- [Task instructions]: Will you output the entries below exactly, skipping every image they contain?

[Items from a data source]
▼

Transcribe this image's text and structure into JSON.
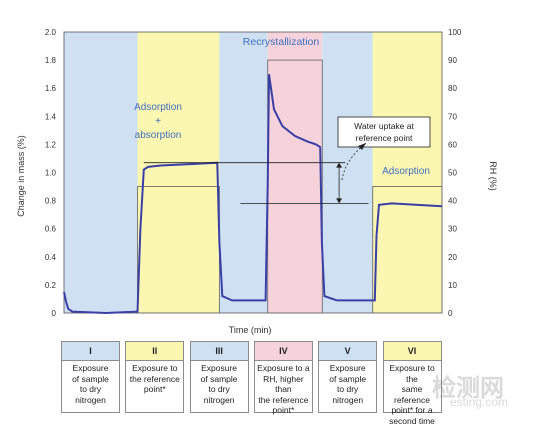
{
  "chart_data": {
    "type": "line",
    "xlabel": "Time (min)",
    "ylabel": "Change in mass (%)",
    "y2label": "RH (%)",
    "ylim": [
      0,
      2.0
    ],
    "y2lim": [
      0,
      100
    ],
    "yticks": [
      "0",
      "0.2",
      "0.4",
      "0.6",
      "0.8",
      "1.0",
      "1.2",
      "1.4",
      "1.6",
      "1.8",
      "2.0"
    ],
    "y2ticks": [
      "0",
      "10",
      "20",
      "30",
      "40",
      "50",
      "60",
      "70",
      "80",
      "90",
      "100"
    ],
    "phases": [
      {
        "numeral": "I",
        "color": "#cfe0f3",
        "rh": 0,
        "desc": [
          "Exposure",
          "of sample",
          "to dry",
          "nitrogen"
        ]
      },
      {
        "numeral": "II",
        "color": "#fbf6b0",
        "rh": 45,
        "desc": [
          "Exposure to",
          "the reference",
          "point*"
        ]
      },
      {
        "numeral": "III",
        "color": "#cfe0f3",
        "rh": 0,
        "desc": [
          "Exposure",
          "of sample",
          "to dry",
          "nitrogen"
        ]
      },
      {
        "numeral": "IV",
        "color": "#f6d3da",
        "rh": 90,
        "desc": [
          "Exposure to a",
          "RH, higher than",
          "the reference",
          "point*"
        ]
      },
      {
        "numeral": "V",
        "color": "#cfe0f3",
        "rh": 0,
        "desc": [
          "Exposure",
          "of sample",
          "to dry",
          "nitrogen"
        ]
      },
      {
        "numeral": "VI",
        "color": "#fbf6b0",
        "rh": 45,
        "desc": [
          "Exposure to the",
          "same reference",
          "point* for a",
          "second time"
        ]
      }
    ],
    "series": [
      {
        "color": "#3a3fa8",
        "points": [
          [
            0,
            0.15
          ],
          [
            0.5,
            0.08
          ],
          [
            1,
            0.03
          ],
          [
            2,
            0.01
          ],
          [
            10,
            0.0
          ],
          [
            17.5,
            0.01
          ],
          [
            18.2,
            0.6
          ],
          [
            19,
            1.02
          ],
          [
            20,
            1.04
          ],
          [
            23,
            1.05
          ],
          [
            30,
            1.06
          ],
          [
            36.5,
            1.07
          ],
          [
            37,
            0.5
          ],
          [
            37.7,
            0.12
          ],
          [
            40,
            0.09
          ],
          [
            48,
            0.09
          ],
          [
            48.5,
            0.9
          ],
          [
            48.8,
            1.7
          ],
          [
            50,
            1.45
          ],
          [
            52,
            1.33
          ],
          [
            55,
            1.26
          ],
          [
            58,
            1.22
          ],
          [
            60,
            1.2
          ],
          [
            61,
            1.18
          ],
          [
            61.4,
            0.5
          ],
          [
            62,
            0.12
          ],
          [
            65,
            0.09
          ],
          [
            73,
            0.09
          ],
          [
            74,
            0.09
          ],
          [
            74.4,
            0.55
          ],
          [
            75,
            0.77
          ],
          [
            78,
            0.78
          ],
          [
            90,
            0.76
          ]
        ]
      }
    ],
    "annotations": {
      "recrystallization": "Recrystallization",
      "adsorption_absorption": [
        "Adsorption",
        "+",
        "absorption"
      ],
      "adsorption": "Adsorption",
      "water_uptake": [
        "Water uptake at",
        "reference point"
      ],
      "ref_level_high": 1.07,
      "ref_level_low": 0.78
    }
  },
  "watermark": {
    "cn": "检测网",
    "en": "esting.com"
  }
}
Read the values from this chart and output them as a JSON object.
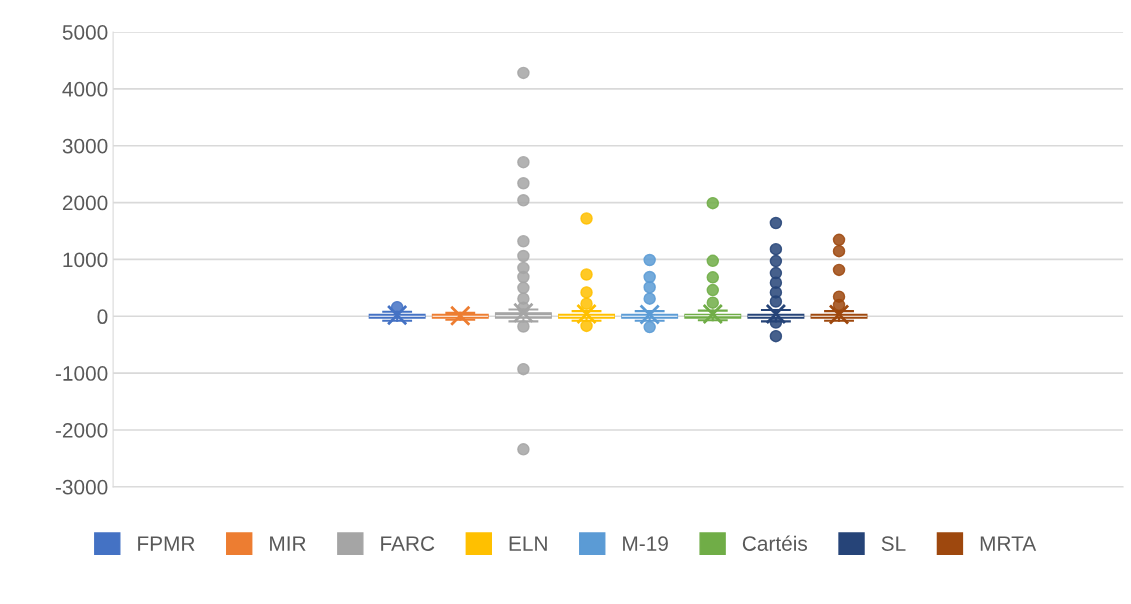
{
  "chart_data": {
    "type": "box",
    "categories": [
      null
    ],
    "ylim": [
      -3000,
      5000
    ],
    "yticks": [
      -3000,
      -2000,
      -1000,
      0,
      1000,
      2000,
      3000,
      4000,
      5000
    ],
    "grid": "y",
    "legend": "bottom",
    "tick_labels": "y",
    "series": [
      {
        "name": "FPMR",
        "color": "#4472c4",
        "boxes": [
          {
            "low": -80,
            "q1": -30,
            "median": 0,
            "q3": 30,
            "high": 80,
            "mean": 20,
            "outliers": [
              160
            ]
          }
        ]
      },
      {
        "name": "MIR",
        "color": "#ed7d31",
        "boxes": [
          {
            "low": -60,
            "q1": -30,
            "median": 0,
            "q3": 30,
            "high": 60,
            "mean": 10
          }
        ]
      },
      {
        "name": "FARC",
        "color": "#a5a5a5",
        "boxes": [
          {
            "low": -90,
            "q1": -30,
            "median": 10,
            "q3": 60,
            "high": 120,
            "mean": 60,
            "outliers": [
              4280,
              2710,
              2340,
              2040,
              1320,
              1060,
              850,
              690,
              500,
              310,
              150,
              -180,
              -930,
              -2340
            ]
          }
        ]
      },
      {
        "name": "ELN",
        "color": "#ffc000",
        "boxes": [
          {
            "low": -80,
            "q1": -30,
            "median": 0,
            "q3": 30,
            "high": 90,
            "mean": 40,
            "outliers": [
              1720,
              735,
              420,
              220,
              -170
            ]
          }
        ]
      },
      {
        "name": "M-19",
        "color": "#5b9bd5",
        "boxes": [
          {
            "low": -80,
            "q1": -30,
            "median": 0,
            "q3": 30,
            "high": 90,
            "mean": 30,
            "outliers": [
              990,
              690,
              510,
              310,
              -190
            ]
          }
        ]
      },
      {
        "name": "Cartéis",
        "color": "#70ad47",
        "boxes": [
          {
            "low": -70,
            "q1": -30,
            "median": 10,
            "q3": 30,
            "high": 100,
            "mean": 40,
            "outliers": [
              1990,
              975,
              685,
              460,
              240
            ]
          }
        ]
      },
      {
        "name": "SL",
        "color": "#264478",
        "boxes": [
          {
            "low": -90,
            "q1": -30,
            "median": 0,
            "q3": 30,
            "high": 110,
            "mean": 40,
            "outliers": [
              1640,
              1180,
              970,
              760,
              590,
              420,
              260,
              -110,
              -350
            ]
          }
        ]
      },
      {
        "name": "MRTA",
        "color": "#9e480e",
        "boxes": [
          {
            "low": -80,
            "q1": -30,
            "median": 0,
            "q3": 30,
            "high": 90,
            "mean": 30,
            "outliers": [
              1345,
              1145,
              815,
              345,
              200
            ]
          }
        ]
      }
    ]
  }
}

▲

- [Exercise answer]:
Transcribe this image's text and structure into JSON.
{
  "chart_data": {
    "type": "line",
    "xlabel": "Time (min)",
    "ylabel": "Change in mass (%)",
    "y2label": "RH (%)",
    "ylim": [
      0,
      2.0
    ],
    "y2lim": [
      0,
      100
    ],
    "yticks": [
      "0",
      "0.2",
      "0.4",
      "0.6",
      "0.8",
      "1.0",
      "1.2",
      "1.4",
      "1.6",
      "1.8",
      "2.0"
    ],
    "y2ticks": [
      "0",
      "10",
      "20",
      "30",
      "40",
      "50",
      "60",
      "70",
      "80",
      "90",
      "100"
    ],
    "phases": [
      {
        "numeral": "I",
        "color": "#cfe0f3",
        "rh": 0,
        "desc": [
          "Exposure",
          "of sample",
          "to dry",
          "nitrogen"
        ]
      },
      {
        "numeral": "II",
        "color": "#fbf6b0",
        "rh": 45,
        "desc": [
          "Exposure to",
          "the reference",
          "point*"
        ]
      },
      {
        "numeral": "III",
        "color": "#cfe0f3",
        "rh": 0,
        "desc": [
          "Exposure",
          "of sample",
          "to dry",
          "nitrogen"
        ]
      },
      {
        "numeral": "IV",
        "color": "#f6d3da",
        "rh": 90,
        "desc": [
          "Exposure to a",
          "RH, higher than",
          "the reference",
          "point*"
        ]
      },
      {
        "numeral": "V",
        "color": "#cfe0f3",
        "rh": 0,
        "desc": [
          "Exposure",
          "of sample",
          "to dry",
          "nitrogen"
        ]
      },
      {
        "numeral": "VI",
        "color": "#fbf6b0",
        "rh": 45,
        "desc": [
          "Exposure to the",
          "same reference",
          "point* for a",
          "second time"
        ]
      }
    ],
    "series": [
      {
        "color": "#3a3fa8",
        "points": [
          [
            0,
            0.15
          ],
          [
            0.5,
            0.08
          ],
          [
            1,
            0.03
          ],
          [
            2,
            0.01
          ],
          [
            10,
            0.0
          ],
          [
            17.5,
            0.01
          ],
          [
            18.2,
            0.6
          ],
          [
            19,
            1.02
          ],
          [
            20,
            1.04
          ],
          [
            23,
            1.05
          ],
          [
            30,
            1.06
          ],
          [
            36.5,
            1.07
          ],
          [
            37,
            0.5
          ],
          [
            37.7,
            0.12
          ],
          [
            40,
            0.09
          ],
          [
            48,
            0.09
          ],
          [
            48.5,
            0.9
          ],
          [
            48.8,
            1.7
          ],
          [
            50,
            1.45
          ],
          [
            52,
            1.33
          ],
          [
            55,
            1.26
          ],
          [
            58,
            1.22
          ],
          [
            60,
            1.2
          ],
          [
            61,
            1.18
          ],
          [
            61.4,
            0.5
          ],
          [
            62,
            0.12
          ],
          [
            65,
            0.09
          ],
          [
            73,
            0.09
          ],
          [
            74,
            0.09
          ],
          [
            74.4,
            0.55
          ],
          [
            75,
            0.77
          ],
          [
            78,
            0.78
          ],
          [
            90,
            0.76
          ]
        ]
      }
    ],
    "annotations": {
      "recrystallization": "Recrystallization",
      "adsorption_absorption": [
        "Adsorption",
        "+",
        "absorption"
      ],
      "adsorption": "Adsorption",
      "water_uptake": [
        "Water uptake at",
        "reference point"
      ],
      "ref_level_high": 1.07,
      "ref_level_low": 0.78
    }
  },
  "watermark": {
    "cn": "检测网",
    "en": "esting.com"
  }
}
Read the values from this chart and output them as a JSON object.
{
  "chart_data": {
    "type": "box",
    "categories": [
      null
    ],
    "ylim": [
      -3000,
      5000
    ],
    "yticks": [
      -3000,
      -2000,
      -1000,
      0,
      1000,
      2000,
      3000,
      4000,
      5000
    ],
    "grid": "y",
    "legend": "bottom",
    "tick_labels": "y",
    "series": [
      {
        "name": "FPMR",
        "color": "#4472c4",
        "boxes": [
          {
            "low": -80,
            "q1": -30,
            "median": 0,
            "q3": 30,
            "high": 80,
            "mean": 20,
            "outliers": [
              160
            ]
          }
        ]
      },
      {
        "name": "MIR",
        "color": "#ed7d31",
        "boxes": [
          {
            "low": -60,
            "q1": -30,
            "median": 0,
            "q3": 30,
            "high": 60,
            "mean": 10
          }
        ]
      },
      {
        "name": "FARC",
        "color": "#a5a5a5",
        "boxes": [
          {
            "low": -90,
            "q1": -30,
            "median": 10,
            "q3": 60,
            "high": 120,
            "mean": 60,
            "outliers": [
              4280,
              2710,
              2340,
              2040,
              1320,
              1060,
              850,
              690,
              500,
              310,
              150,
              -180,
              -930,
              -2340
            ]
          }
        ]
      },
      {
        "name": "ELN",
        "color": "#ffc000",
        "boxes": [
          {
            "low": -80,
            "q1": -30,
            "median": 0,
            "q3": 30,
            "high": 90,
            "mean": 40,
            "outliers": [
              1720,
              735,
              420,
              220,
              -170
            ]
          }
        ]
      },
      {
        "name": "M-19",
        "color": "#5b9bd5",
        "boxes": [
          {
            "low": -80,
            "q1": -30,
            "median": 0,
            "q3": 30,
            "high": 90,
            "mean": 30,
            "outliers": [
              990,
              690,
              510,
              310,
              -190
            ]
          }
        ]
      },
      {
        "name": "Cartéis",
        "color": "#70ad47",
        "boxes": [
          {
            "low": -70,
            "q1": -30,
            "median": 10,
            "q3": 30,
            "high": 100,
            "mean": 40,
            "outliers": [
              1990,
              975,
              685,
              460,
              240
            ]
          }
        ]
      },
      {
        "name": "SL",
        "color": "#264478",
        "boxes": [
          {
            "low": -90,
            "q1": -30,
            "median": 0,
            "q3": 30,
            "high": 110,
            "mean": 40,
            "outliers": [
              1640,
              1180,
              970,
              760,
              590,
              420,
              260,
              -110,
              -350
            ]
          }
        ]
      },
      {
        "name": "MRTA",
        "color": "#9e480e",
        "boxes": [
          {
            "low": -80,
            "q1": -30,
            "median": 0,
            "q3": 30,
            "high": 90,
            "mean": 30,
            "outliers": [
              1345,
              1145,
              815,
              345,
              200
            ]
          }
        ]
      }
    ]
  }
}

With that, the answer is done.